----- Data entries

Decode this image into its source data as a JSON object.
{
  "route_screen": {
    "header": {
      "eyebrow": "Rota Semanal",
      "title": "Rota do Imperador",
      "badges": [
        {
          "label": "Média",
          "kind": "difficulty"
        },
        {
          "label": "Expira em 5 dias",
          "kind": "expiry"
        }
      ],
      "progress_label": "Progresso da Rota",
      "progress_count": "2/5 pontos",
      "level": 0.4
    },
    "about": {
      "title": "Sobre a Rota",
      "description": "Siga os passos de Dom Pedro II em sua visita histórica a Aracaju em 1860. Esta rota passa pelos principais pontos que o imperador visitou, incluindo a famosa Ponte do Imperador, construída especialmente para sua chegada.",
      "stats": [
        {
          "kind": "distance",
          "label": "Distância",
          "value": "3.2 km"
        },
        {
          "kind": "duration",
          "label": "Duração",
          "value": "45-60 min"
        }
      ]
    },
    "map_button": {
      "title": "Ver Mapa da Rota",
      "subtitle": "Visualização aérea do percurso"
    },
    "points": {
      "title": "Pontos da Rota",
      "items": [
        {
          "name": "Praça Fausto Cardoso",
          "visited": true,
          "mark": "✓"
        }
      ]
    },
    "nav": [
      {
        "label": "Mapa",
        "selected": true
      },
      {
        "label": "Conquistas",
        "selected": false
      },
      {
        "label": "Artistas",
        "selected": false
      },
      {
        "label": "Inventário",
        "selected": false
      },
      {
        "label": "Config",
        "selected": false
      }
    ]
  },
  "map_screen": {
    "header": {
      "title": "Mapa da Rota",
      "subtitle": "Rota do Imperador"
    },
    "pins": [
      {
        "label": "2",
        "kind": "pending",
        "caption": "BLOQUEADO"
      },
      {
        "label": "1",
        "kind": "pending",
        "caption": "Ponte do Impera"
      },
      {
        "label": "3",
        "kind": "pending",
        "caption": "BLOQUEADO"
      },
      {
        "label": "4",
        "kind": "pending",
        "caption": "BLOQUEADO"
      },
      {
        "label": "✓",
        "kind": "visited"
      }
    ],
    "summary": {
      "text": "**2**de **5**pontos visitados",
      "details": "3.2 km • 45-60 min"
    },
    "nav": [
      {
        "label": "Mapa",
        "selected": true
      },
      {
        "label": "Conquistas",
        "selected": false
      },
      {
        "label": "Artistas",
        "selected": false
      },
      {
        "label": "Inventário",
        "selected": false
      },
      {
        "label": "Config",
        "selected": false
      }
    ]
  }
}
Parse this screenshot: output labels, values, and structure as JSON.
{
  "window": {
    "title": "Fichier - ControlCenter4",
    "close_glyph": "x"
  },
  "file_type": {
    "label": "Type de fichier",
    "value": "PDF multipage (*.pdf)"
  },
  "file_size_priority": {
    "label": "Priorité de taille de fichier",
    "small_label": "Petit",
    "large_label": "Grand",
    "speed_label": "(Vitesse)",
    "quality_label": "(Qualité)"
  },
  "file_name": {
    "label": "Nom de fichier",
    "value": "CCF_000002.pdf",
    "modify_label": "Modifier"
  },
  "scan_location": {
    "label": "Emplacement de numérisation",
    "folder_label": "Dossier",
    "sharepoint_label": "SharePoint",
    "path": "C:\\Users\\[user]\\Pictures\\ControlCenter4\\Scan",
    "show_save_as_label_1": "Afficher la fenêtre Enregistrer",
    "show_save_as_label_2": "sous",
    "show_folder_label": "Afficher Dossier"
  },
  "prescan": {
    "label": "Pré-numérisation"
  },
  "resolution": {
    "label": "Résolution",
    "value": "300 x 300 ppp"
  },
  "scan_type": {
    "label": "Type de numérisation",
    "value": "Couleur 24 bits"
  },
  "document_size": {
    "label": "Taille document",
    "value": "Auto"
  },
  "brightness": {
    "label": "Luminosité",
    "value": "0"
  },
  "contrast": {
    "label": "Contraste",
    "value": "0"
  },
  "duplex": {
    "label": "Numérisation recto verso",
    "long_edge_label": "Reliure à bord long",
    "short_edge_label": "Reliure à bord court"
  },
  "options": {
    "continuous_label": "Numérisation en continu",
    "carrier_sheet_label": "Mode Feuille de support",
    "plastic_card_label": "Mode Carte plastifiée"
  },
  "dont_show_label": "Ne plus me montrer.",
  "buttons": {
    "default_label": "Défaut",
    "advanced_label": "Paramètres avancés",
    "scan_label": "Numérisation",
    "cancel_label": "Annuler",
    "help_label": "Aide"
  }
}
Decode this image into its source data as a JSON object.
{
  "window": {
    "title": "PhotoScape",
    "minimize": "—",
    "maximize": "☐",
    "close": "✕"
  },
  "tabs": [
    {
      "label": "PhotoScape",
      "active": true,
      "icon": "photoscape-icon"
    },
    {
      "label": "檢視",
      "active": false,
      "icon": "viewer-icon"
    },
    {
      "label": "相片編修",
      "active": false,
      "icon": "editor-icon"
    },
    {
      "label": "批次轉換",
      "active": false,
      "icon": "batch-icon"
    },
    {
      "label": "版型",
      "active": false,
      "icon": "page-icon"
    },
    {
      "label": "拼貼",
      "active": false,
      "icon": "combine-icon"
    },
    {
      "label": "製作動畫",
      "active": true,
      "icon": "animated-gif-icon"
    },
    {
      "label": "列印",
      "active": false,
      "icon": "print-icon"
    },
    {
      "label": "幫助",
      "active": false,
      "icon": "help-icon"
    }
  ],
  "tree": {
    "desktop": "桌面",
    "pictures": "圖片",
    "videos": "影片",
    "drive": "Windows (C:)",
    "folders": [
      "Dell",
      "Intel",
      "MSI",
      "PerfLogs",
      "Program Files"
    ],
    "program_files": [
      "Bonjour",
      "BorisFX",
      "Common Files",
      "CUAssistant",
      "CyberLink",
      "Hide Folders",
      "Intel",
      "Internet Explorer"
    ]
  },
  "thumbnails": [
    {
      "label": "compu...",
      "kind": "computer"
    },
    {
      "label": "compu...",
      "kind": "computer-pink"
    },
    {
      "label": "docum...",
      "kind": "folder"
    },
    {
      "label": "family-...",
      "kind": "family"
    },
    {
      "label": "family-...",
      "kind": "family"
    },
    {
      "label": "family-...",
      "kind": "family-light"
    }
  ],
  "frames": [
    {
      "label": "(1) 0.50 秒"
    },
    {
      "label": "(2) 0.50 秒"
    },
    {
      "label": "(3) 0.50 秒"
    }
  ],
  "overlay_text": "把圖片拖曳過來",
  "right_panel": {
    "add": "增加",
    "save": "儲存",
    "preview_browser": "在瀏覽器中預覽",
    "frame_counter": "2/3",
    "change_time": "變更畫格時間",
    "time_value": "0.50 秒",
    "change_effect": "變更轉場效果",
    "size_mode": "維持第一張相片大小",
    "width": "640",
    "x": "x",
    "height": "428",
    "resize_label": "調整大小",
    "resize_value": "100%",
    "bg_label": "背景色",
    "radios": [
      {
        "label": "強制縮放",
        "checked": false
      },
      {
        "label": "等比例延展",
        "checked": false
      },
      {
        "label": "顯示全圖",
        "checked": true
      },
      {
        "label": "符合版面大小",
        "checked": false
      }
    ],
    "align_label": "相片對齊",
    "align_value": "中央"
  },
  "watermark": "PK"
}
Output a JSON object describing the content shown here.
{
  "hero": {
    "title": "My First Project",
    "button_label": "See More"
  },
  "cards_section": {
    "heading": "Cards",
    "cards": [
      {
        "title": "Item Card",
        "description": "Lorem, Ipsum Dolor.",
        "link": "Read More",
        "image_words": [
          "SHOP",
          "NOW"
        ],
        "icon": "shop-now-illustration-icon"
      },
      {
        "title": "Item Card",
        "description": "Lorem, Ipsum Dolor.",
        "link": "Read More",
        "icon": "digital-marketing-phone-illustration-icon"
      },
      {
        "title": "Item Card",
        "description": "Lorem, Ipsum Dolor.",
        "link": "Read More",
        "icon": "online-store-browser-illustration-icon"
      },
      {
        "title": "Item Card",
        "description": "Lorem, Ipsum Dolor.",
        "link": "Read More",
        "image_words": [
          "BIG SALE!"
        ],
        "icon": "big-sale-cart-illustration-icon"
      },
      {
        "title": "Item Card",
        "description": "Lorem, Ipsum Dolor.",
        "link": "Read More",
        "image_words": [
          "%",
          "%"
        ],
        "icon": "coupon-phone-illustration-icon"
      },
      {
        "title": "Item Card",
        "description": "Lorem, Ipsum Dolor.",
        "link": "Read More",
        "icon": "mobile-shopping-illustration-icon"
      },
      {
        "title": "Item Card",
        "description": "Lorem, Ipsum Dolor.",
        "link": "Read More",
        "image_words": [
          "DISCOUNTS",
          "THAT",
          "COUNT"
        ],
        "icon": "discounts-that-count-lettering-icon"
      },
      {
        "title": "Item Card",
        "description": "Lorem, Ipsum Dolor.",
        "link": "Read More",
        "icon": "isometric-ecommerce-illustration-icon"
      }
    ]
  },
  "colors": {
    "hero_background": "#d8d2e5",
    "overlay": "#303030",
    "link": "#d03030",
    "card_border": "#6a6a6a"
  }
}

----------

**What this task involves:** Select and copy every line from the records that includes the word "Ponte".

**Written response:**
      "description": "Siga os passos de Dom Pedro II em sua visita histórica a Aracaju em 1860. Esta rota passa pelos principais pontos que o imperador visitou, incluindo a famosa Ponte do Imperador, construída especialmente para sua chegada.",
        "caption": "Ponte do Impera"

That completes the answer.